* **What is required**: Find the lines below that contain the word "laws" and count them. Only the number should be given.
### Source records ###
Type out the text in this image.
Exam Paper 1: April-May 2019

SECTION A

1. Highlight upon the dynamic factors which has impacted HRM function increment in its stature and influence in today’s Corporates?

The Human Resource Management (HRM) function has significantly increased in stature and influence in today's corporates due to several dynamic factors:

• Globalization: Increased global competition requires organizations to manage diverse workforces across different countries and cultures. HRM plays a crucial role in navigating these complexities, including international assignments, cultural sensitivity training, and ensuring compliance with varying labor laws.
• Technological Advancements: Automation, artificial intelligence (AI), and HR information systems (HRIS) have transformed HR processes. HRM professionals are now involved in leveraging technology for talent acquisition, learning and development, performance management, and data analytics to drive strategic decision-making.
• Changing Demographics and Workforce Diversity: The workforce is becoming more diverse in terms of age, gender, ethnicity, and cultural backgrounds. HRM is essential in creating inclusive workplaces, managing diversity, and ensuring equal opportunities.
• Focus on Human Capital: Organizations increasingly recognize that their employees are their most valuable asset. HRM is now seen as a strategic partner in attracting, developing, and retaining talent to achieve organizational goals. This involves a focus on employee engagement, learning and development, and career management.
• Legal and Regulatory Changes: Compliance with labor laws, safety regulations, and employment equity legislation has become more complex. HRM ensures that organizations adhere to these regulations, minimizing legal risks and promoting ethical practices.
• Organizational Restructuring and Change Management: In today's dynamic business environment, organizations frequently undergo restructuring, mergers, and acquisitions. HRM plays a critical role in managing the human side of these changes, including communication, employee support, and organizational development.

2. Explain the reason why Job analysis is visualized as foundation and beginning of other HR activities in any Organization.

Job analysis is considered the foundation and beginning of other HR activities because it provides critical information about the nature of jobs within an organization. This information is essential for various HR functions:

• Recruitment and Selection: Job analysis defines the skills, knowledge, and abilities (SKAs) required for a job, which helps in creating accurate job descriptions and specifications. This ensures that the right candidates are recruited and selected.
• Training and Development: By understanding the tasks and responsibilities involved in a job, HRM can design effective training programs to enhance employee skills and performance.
###
* **Reply to the exercise**: 2